Records from a data source:
● ● ●
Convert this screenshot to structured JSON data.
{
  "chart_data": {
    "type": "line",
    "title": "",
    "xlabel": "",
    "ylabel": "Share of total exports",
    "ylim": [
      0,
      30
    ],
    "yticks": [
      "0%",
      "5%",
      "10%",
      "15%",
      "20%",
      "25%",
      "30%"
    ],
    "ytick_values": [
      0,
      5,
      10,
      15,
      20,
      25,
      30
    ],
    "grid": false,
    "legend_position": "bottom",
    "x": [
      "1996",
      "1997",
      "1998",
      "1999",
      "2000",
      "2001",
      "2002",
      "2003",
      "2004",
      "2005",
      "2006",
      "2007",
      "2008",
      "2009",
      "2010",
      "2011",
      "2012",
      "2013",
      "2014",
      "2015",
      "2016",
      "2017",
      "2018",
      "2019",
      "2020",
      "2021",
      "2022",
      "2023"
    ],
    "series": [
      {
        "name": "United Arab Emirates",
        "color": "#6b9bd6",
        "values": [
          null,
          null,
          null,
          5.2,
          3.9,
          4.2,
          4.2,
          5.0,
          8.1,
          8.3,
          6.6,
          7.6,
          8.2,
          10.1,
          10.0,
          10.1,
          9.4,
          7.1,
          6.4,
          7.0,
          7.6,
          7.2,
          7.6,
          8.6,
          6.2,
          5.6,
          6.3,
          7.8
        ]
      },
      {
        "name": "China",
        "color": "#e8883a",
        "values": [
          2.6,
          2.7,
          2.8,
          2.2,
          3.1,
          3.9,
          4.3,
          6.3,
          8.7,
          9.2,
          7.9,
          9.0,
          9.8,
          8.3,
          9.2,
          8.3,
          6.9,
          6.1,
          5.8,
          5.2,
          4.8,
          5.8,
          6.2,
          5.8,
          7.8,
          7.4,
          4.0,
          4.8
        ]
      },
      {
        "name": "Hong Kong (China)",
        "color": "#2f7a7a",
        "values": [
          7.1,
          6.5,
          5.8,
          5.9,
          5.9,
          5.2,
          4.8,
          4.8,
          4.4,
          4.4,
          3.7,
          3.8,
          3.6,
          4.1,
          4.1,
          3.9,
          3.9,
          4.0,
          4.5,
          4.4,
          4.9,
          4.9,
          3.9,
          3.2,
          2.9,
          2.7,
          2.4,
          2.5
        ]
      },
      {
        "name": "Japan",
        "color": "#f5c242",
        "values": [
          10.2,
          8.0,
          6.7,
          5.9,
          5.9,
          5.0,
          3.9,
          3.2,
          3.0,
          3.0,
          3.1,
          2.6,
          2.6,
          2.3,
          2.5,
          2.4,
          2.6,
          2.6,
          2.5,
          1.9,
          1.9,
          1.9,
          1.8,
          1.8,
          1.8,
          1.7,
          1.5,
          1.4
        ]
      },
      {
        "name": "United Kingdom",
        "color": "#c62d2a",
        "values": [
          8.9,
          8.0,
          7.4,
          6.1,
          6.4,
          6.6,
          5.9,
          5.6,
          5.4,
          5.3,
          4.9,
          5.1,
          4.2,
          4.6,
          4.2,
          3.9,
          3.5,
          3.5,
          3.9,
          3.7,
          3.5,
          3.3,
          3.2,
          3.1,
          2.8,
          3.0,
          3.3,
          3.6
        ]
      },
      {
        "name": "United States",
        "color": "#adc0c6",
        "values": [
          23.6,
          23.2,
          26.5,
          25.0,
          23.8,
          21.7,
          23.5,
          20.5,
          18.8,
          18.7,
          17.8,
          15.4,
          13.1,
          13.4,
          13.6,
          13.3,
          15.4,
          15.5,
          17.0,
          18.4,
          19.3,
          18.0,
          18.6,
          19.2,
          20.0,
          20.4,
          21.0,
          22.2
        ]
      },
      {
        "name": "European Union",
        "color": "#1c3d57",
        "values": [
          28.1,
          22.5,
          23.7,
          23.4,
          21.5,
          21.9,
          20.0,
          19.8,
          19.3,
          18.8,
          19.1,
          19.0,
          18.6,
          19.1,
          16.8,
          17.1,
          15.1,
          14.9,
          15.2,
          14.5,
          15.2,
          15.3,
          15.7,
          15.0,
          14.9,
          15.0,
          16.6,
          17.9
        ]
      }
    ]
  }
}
● ● ●
Direction:
From the listing above, extract every line exactly as it stands.

Response below:
Convert this screenshot to structured JSON data.
{
  "chart_data": {
    "type": "line",
    "title": "",
    "xlabel": "",
    "ylabel": "Share of total exports",
    "ylim": [
      0,
      30
    ],
    "yticks": [
      "0%",
      "5%",
      "10%",
      "15%",
      "20%",
      "25%",
      "30%"
    ],
    "ytick_values": [
      0,
      5,
      10,
      15,
      20,
      25,
      30
    ],
    "grid": false,
    "legend_position": "bottom",
    "x": [
      "1996",
      "1997",
      "1998",
      "1999",
      "2000",
      "2001",
      "2002",
      "2003",
      "2004",
      "2005",
      "2006",
      "2007",
      "2008",
      "2009",
      "2010",
      "2011",
      "2012",
      "2013",
      "2014",
      "2015",
      "2016",
      "2017",
      "2018",
      "2019",
      "2020",
      "2021",
      "2022",
      "2023"
    ],
    "series": [
      {
        "name": "United Arab Emirates",
        "color": "#6b9bd6",
        "values": [
          null,
          null,
          null,
          5.2,
          3.9,
          4.2,
          4.2,
          5.0,
          8.1,
          8.3,
          6.6,
          7.6,
          8.2,
          10.1,
          10.0,
          10.1,
          9.4,
          7.1,
          6.4,
          7.0,
          7.6,
          7.2,
          7.6,
          8.6,
          6.2,
          5.6,
          6.3,
          7.8
        ]
      },
      {
        "name": "China",
        "color": "#e8883a",
        "values": [
          2.6,
          2.7,
          2.8,
          2.2,
          3.1,
          3.9,
          4.3,
          6.3,
          8.7,
          9.2,
          7.9,
          9.0,
          9.8,
          8.3,
          9.2,
          8.3,
          6.9,
          6.1,
          5.8,
          5.2,
          4.8,
          5.8,
          6.2,
          5.8,
          7.8,
          7.4,
          4.0,
          4.8
        ]
      },
      {
        "name": "Hong Kong (China)",
        "color": "#2f7a7a",
        "values": [
          7.1,
          6.5,
          5.8,
          5.9,
          5.9,
          5.2,
          4.8,
          4.8,
          4.4,
          4.4,
          3.7,
          3.8,
          3.6,
          4.1,
          4.1,
          3.9,
          3.9,
          4.0,
          4.5,
          4.4,
          4.9,
          4.9,
          3.9,
          3.2,
          2.9,
          2.7,
          2.4,
          2.5
        ]
      },
      {
        "name": "Japan",
        "color": "#f5c242",
        "values": [
          10.2,
          8.0,
          6.7,
          5.9,
          5.9,
          5.0,
          3.9,
          3.2,
          3.0,
          3.0,
          3.1,
          2.6,
          2.6,
          2.3,
          2.5,
          2.4,
          2.6,
          2.6,
          2.5,
          1.9,
          1.9,
          1.9,
          1.8,
          1.8,
          1.8,
          1.7,
          1.5,
          1.4
        ]
      },
      {
        "name": "United Kingdom",
        "color": "#c62d2a",
        "values": [
          8.9,
          8.0,
          7.4,
          6.1,
          6.4,
          6.6,
          5.9,
          5.6,
          5.4,
          5.3,
          4.9,
          5.1,
          4.2,
          4.6,
          4.2,
          3.9,
          3.5,
          3.5,
          3.9,
          3.7,
          3.5,
          3.3,
          3.2,
          3.1,
          2.8,
          3.0,
          3.3,
          3.6
        ]
      },
      {
        "name": "United States",
        "color": "#adc0c6",
        "values": [
          23.6,
          23.2,
          26.5,
          25.0,
          23.8,
          21.7,
          23.5,
          20.5,
          18.8,
          18.7,
          17.8,
          15.4,
          13.1,
          13.4,
          13.6,
          13.3,
          15.4,
          15.5,
          17.0,
          18.4,
          19.3,
          18.0,
          18.6,
          19.2,
          20.0,
          20.4,
          21.0,
          22.2
        ]
      },
      {
        "name": "European Union",
        "color": "#1c3d57",
        "values": [
          28.1,
          22.5,
          23.7,
          23.4,
          21.5,
          21.9,
          20.0,
          19.8,
          19.3,
          18.8,
          19.1,
          19.0,
          18.6,
          19.1,
          16.8,
          17.1,
          15.1,
          14.9,
          15.2,
          14.5,
          15.2,
          15.3,
          15.7,
          15.0,
          14.9,
          15.0,
          16.6,
          17.9
        ]
      }
    ]
  }
}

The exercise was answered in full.